Exercise details
Omit every picture and return the rest of the data unaltered.

Provided material
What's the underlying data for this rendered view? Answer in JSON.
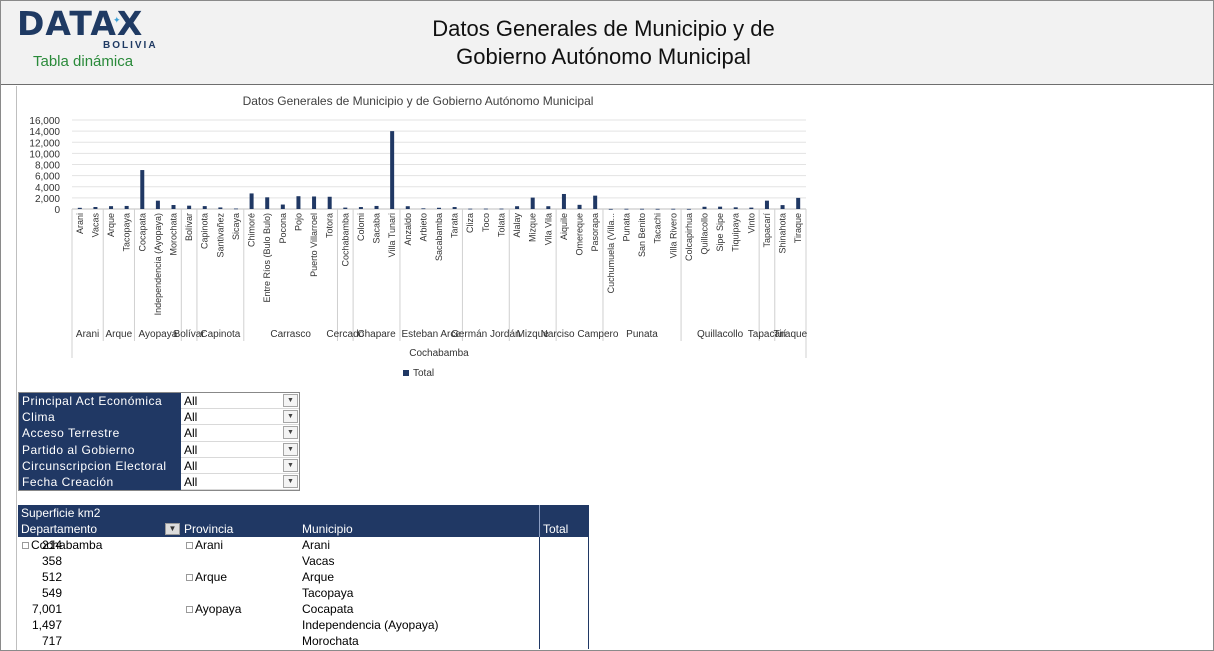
{
  "header": {
    "logo_main": "DATAX",
    "logo_country": "BOLIVIA",
    "logo_sub": "Tabla dinámica",
    "title_line1": "Datos Generales de Municipio y de",
    "title_line2": "Gobierno Autónomo Municipal"
  },
  "colors": {
    "bar": "#203864",
    "header_bg": "#203864",
    "logo": "#1f3a63",
    "logo_sub": "#2a8a3a"
  },
  "chart_data": {
    "type": "bar",
    "title": "Datos Generales de Municipio y de Gobierno Autónomo Municipal",
    "ylim": [
      0,
      16000
    ],
    "yticks": [
      "0",
      "2,000",
      "4,000",
      "6,000",
      "8,000",
      "10,000",
      "12,000",
      "14,000",
      "16,000"
    ],
    "grid": true,
    "legend": "bottom",
    "series": [
      {
        "name": "Total"
      }
    ],
    "categories": [
      "Arani",
      "Vacas",
      "Arque",
      "Tacopaya",
      "Cocapata",
      "Independencia (Ayopaya)",
      "Morochata",
      "Bolívar",
      "Capinota",
      "Santivañez",
      "Sicaya",
      "Chimoré",
      "Entre Ríos (Bulo Bulo)",
      "Pocona",
      "Pojo",
      "Puerto Villarroel",
      "Totora",
      "Cochabamba",
      "Colomi",
      "Sacaba",
      "Villa Tunari",
      "Anzaldo",
      "Arbieto",
      "Sacabamba",
      "Tarata",
      "Cliza",
      "Toco",
      "Tolata",
      "Alalay",
      "Mizque",
      "Vila Vila",
      "Aiquile",
      "Omereque",
      "Pasorapa",
      "Cuchumuela (Villa...",
      "Punata",
      "San Benito",
      "Tacachi",
      "Villa Rivero",
      "Colcapirhua",
      "Quillacollo",
      "Sipe Sipe",
      "Tiquipaya",
      "Vinto",
      "Tapacarí",
      "Shinahota",
      "Tiraque"
    ],
    "values": [
      214,
      358,
      512,
      549,
      7001,
      1497,
      717,
      600,
      520,
      280,
      90,
      2800,
      2100,
      800,
      2300,
      2250,
      2200,
      250,
      350,
      550,
      14000,
      500,
      120,
      220,
      350,
      60,
      70,
      70,
      500,
      2050,
      500,
      2700,
      750,
      2400,
      20,
      40,
      40,
      30,
      40,
      20,
      400,
      420,
      300,
      250,
      1500,
      700,
      2000
    ],
    "provinces": [
      {
        "name": "Arani",
        "start": 0,
        "end": 1
      },
      {
        "name": "Arque",
        "start": 2,
        "end": 3
      },
      {
        "name": "Ayopaya",
        "start": 4,
        "end": 6
      },
      {
        "name": "Bolívar",
        "start": 7,
        "end": 7
      },
      {
        "name": "Capinota",
        "start": 8,
        "end": 10
      },
      {
        "name": "Carrasco",
        "start": 11,
        "end": 16
      },
      {
        "name": "Cercado",
        "start": 17,
        "end": 17
      },
      {
        "name": "Chapare",
        "start": 18,
        "end": 20
      },
      {
        "name": "Esteban Arce",
        "start": 21,
        "end": 24
      },
      {
        "name": "Germán Jordán",
        "start": 25,
        "end": 27
      },
      {
        "name": "Mizque",
        "start": 28,
        "end": 30
      },
      {
        "name": "Narciso Campero",
        "start": 31,
        "end": 33
      },
      {
        "name": "Punata",
        "start": 34,
        "end": 38
      },
      {
        "name": "Quillacollo",
        "start": 39,
        "end": 43
      },
      {
        "name": "Tapacarí",
        "start": 44,
        "end": 44
      },
      {
        "name": "Tiraque",
        "start": 45,
        "end": 46
      }
    ],
    "department": "Cochabamba"
  },
  "filters": [
    {
      "label": "Principal Act Económica",
      "value": "All"
    },
    {
      "label": "Clima",
      "value": "All"
    },
    {
      "label": "Acceso Terrestre",
      "value": "All"
    },
    {
      "label": "Partido al Gobierno",
      "value": "All"
    },
    {
      "label": "Circunscripcion Electoral",
      "value": "All"
    },
    {
      "label": "Fecha Creación",
      "value": "All"
    }
  ],
  "pivot": {
    "measure": "Superficie km2",
    "col_departamento": "Departamento",
    "col_provincia": "Provincia",
    "col_municipio": "Municipio",
    "col_total": "Total",
    "rows": [
      {
        "dep": "Cochabamba",
        "prov": "Arani",
        "mun": "Arani",
        "total": "214"
      },
      {
        "dep": "",
        "prov": "",
        "mun": "Vacas",
        "total": "358"
      },
      {
        "dep": "",
        "prov": "Arque",
        "mun": "Arque",
        "total": "512"
      },
      {
        "dep": "",
        "prov": "",
        "mun": "Tacopaya",
        "total": "549"
      },
      {
        "dep": "",
        "prov": "Ayopaya",
        "mun": "Cocapata",
        "total": "7,001"
      },
      {
        "dep": "",
        "prov": "",
        "mun": "Independencia (Ayopaya)",
        "total": "1,497"
      },
      {
        "dep": "",
        "prov": "",
        "mun": "Morochata",
        "total": "717"
      }
    ]
  }
}
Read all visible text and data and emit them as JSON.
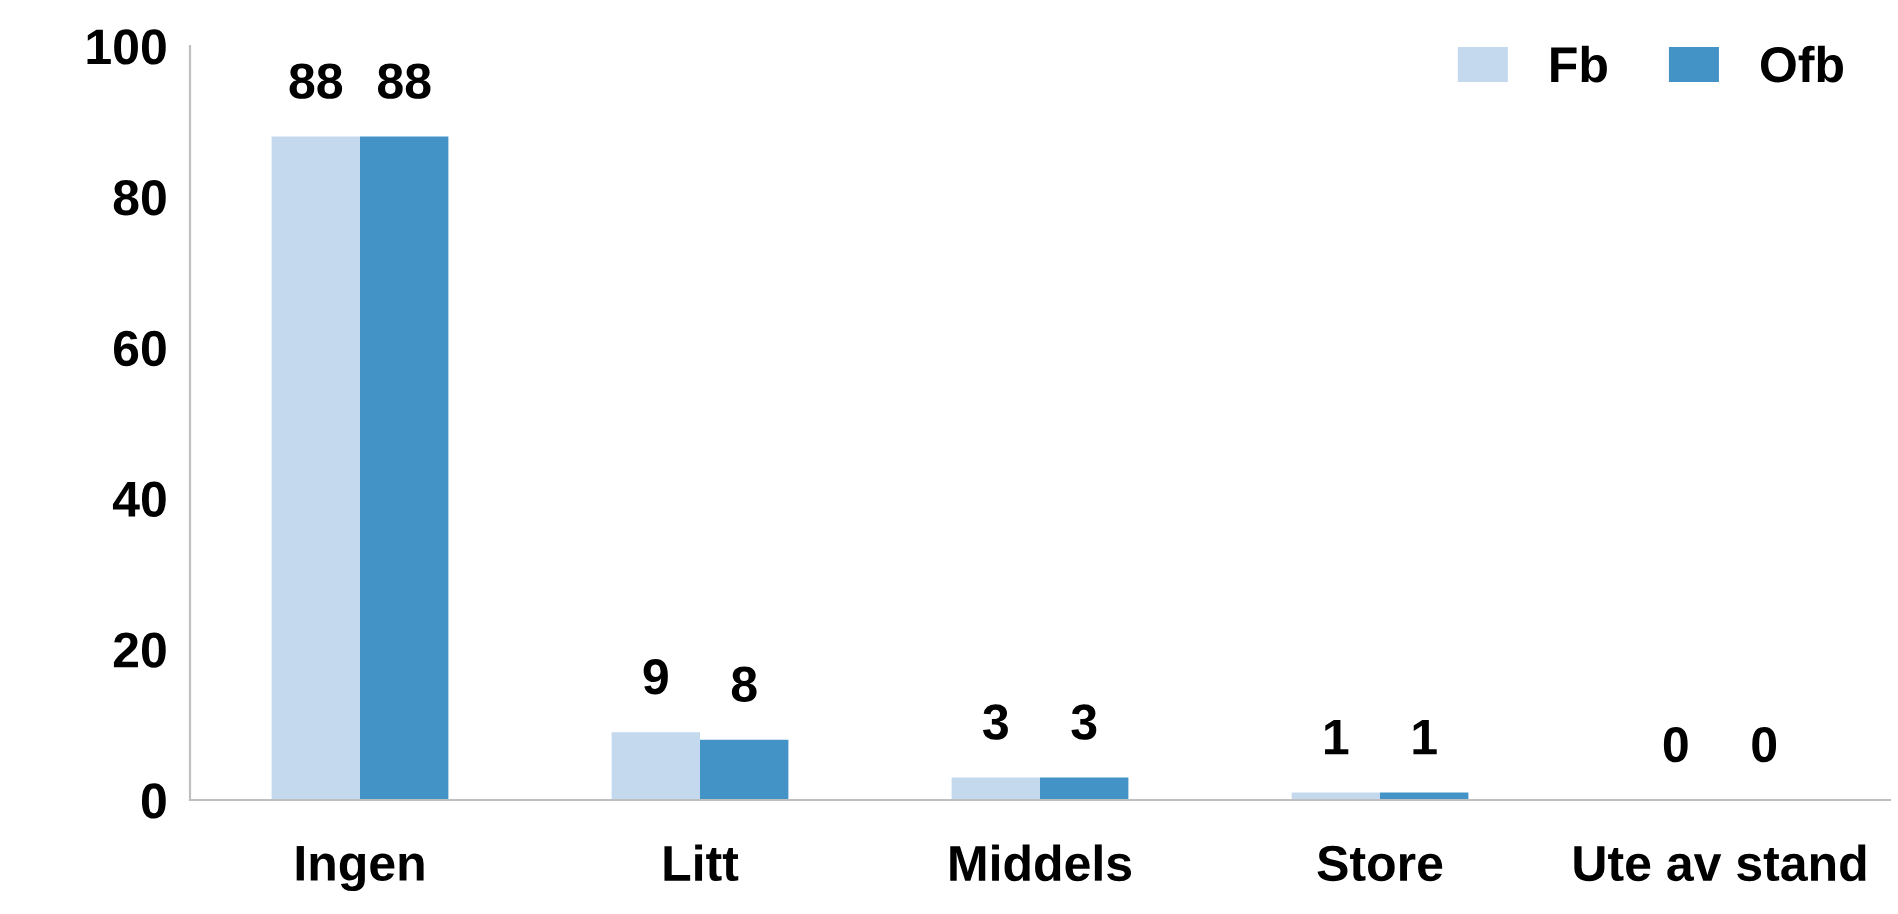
{
  "chart_data": {
    "type": "bar",
    "categories": [
      "Ingen",
      "Litt",
      "Middels",
      "Store",
      "Ute av stand"
    ],
    "series": [
      {
        "name": "Fb",
        "color": "#c5d9ee",
        "values": [
          88,
          9,
          3,
          1,
          0
        ]
      },
      {
        "name": "Ofb",
        "color": "#4393c7",
        "values": [
          88,
          8,
          3,
          1,
          0
        ]
      }
    ],
    "ylim": [
      0,
      100
    ],
    "yticks": [
      0,
      20,
      40,
      60,
      80,
      100
    ],
    "data_labels": true,
    "legend": "top right",
    "grid": false
  }
}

Task solution
What's the underlying data for this rendered view? Answer in JSON.
{
  "header": {
    "logo_main": "DATAX",
    "logo_country": "BOLIVIA",
    "logo_sub": "Tabla dinámica",
    "title_line1": "Datos Generales de Municipio y de",
    "title_line2": "Gobierno Autónomo Municipal"
  },
  "colors": {
    "bar": "#203864",
    "header_bg": "#203864",
    "logo": "#1f3a63",
    "logo_sub": "#2a8a3a"
  },
  "chart_data": {
    "type": "bar",
    "title": "Datos Generales de Municipio y de Gobierno Autónomo Municipal",
    "ylim": [
      0,
      16000
    ],
    "yticks": [
      "0",
      "2,000",
      "4,000",
      "6,000",
      "8,000",
      "10,000",
      "12,000",
      "14,000",
      "16,000"
    ],
    "grid": true,
    "legend": "bottom",
    "series": [
      {
        "name": "Total"
      }
    ],
    "categories": [
      "Arani",
      "Vacas",
      "Arque",
      "Tacopaya",
      "Cocapata",
      "Independencia (Ayopaya)",
      "Morochata",
      "Bolívar",
      "Capinota",
      "Santivañez",
      "Sicaya",
      "Chimoré",
      "Entre Ríos (Bulo Bulo)",
      "Pocona",
      "Pojo",
      "Puerto Villarroel",
      "Totora",
      "Cochabamba",
      "Colomi",
      "Sacaba",
      "Villa Tunari",
      "Anzaldo",
      "Arbieto",
      "Sacabamba",
      "Tarata",
      "Cliza",
      "Toco",
      "Tolata",
      "Alalay",
      "Mizque",
      "Vila Vila",
      "Aiquile",
      "Omereque",
      "Pasorapa",
      "Cuchumuela (Villa...",
      "Punata",
      "San Benito",
      "Tacachi",
      "Villa Rivero",
      "Colcapirhua",
      "Quillacollo",
      "Sipe Sipe",
      "Tiquipaya",
      "Vinto",
      "Tapacarí",
      "Shinahota",
      "Tiraque"
    ],
    "values": [
      214,
      358,
      512,
      549,
      7001,
      1497,
      717,
      600,
      520,
      280,
      90,
      2800,
      2100,
      800,
      2300,
      2250,
      2200,
      250,
      350,
      550,
      14000,
      500,
      120,
      220,
      350,
      60,
      70,
      70,
      500,
      2050,
      500,
      2700,
      750,
      2400,
      20,
      40,
      40,
      30,
      40,
      20,
      400,
      420,
      300,
      250,
      1500,
      700,
      2000
    ],
    "provinces": [
      {
        "name": "Arani",
        "start": 0,
        "end": 1
      },
      {
        "name": "Arque",
        "start": 2,
        "end": 3
      },
      {
        "name": "Ayopaya",
        "start": 4,
        "end": 6
      },
      {
        "name": "Bolívar",
        "start": 7,
        "end": 7
      },
      {
        "name": "Capinota",
        "start": 8,
        "end": 10
      },
      {
        "name": "Carrasco",
        "start": 11,
        "end": 16
      },
      {
        "name": "Cercado",
        "start": 17,
        "end": 17
      },
      {
        "name": "Chapare",
        "start": 18,
        "end": 20
      },
      {
        "name": "Esteban Arce",
        "start": 21,
        "end": 24
      },
      {
        "name": "Germán Jordán",
        "start": 25,
        "end": 27
      },
      {
        "name": "Mizque",
        "start": 28,
        "end": 30
      },
      {
        "name": "Narciso Campero",
        "start": 31,
        "end": 33
      },
      {
        "name": "Punata",
        "start": 34,
        "end": 38
      },
      {
        "name": "Quillacollo",
        "start": 39,
        "end": 43
      },
      {
        "name": "Tapacarí",
        "start": 44,
        "end": 44
      },
      {
        "name": "Tiraque",
        "start": 45,
        "end": 46
      }
    ],
    "department": "Cochabamba"
  },
  "filters": [
    {
      "label": "Principal Act Económica",
      "value": "All"
    },
    {
      "label": "Clima",
      "value": "All"
    },
    {
      "label": "Acceso Terrestre",
      "value": "All"
    },
    {
      "label": "Partido al Gobierno",
      "value": "All"
    },
    {
      "label": "Circunscripcion Electoral",
      "value": "All"
    },
    {
      "label": "Fecha Creación",
      "value": "All"
    }
  ],
  "pivot": {
    "measure": "Superficie km2",
    "col_departamento": "Departamento",
    "col_provincia": "Provincia",
    "col_municipio": "Municipio",
    "col_total": "Total",
    "rows": [
      {
        "dep": "Cochabamba",
        "prov": "Arani",
        "mun": "Arani",
        "total": "214"
      },
      {
        "dep": "",
        "prov": "",
        "mun": "Vacas",
        "total": "358"
      },
      {
        "dep": "",
        "prov": "Arque",
        "mun": "Arque",
        "total": "512"
      },
      {
        "dep": "",
        "prov": "",
        "mun": "Tacopaya",
        "total": "549"
      },
      {
        "dep": "",
        "prov": "Ayopaya",
        "mun": "Cocapata",
        "total": "7,001"
      },
      {
        "dep": "",
        "prov": "",
        "mun": "Independencia (Ayopaya)",
        "total": "1,497"
      },
      {
        "dep": "",
        "prov": "",
        "mun": "Morochata",
        "total": "717"
      }
    ]
  }
}
Read all visible text and data and emit them as JSON.
{
  "chart_data": {
    "type": "bar",
    "categories": [
      "Ingen",
      "Litt",
      "Middels",
      "Store",
      "Ute av stand"
    ],
    "series": [
      {
        "name": "Fb",
        "color": "#c5d9ee",
        "values": [
          88,
          9,
          3,
          1,
          0
        ]
      },
      {
        "name": "Ofb",
        "color": "#4393c7",
        "values": [
          88,
          8,
          3,
          1,
          0
        ]
      }
    ],
    "ylim": [
      0,
      100
    ],
    "yticks": [
      0,
      20,
      40,
      60,
      80,
      100
    ],
    "data_labels": true,
    "legend": "top right",
    "grid": false
  }
}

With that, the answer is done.